Instructions for the task.
Every record below should be printed exactly as it appears.

+ + + +

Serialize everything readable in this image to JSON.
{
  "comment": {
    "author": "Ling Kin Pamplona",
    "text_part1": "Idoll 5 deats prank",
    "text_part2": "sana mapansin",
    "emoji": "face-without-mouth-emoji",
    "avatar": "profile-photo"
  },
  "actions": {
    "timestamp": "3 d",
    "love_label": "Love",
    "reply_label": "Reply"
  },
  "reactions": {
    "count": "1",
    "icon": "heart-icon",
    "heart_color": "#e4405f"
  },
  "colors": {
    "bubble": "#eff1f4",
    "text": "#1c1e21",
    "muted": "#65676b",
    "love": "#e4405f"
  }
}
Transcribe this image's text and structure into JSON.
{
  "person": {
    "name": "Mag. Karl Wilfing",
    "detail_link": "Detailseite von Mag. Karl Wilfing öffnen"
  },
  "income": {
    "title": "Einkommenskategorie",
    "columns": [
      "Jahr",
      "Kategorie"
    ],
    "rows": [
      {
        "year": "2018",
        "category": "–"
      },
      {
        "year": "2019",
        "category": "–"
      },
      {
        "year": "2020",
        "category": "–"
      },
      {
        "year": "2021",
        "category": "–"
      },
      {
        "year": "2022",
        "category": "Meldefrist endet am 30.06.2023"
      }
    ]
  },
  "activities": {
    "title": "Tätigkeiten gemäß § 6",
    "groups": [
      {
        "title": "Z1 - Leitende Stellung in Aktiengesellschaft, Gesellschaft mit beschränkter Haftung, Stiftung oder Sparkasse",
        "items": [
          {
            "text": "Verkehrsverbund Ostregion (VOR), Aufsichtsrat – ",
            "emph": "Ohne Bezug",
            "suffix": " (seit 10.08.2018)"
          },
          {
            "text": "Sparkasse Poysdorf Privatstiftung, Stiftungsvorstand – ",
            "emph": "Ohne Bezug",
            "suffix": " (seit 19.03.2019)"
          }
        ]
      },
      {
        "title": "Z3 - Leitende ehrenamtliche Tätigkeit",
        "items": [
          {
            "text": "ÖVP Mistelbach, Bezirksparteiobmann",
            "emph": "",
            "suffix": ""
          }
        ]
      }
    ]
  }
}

+ + + +

Response below.
Serialize everything readable in this image to JSON.
{
  "comment": {
    "author": "Ling Kin Pamplona",
    "text_part1": "Idoll 5 deats prank",
    "text_part2": "sana mapansin",
    "emoji": "face-without-mouth-emoji",
    "avatar": "profile-photo"
  },
  "actions": {
    "timestamp": "3 d",
    "love_label": "Love",
    "reply_label": "Reply"
  },
  "reactions": {
    "count": "1",
    "icon": "heart-icon",
    "heart_color": "#e4405f"
  },
  "colors": {
    "bubble": "#eff1f4",
    "text": "#1c1e21",
    "muted": "#65676b",
    "love": "#e4405f"
  }
}
Transcribe this image's text and structure into JSON.
{
  "person": {
    "name": "Mag. Karl Wilfing",
    "detail_link": "Detailseite von Mag. Karl Wilfing öffnen"
  },
  "income": {
    "title": "Einkommenskategorie",
    "columns": [
      "Jahr",
      "Kategorie"
    ],
    "rows": [
      {
        "year": "2018",
        "category": "–"
      },
      {
        "year": "2019",
        "category": "–"
      },
      {
        "year": "2020",
        "category": "–"
      },
      {
        "year": "2021",
        "category": "–"
      },
      {
        "year": "2022",
        "category": "Meldefrist endet am 30.06.2023"
      }
    ]
  },
  "activities": {
    "title": "Tätigkeiten gemäß § 6",
    "groups": [
      {
        "title": "Z1 - Leitende Stellung in Aktiengesellschaft, Gesellschaft mit beschränkter Haftung, Stiftung oder Sparkasse",
        "items": [
          {
            "text": "Verkehrsverbund Ostregion (VOR), Aufsichtsrat – ",
            "emph": "Ohne Bezug",
            "suffix": " (seit 10.08.2018)"
          },
          {
            "text": "Sparkasse Poysdorf Privatstiftung, Stiftungsvorstand – ",
            "emph": "Ohne Bezug",
            "suffix": " (seit 19.03.2019)"
          }
        ]
      },
      {
        "title": "Z3 - Leitende ehrenamtliche Tätigkeit",
        "items": [
          {
            "text": "ÖVP Mistelbach, Bezirksparteiobmann",
            "emph": "",
            "suffix": ""
          }
        ]
      }
    ]
  }
}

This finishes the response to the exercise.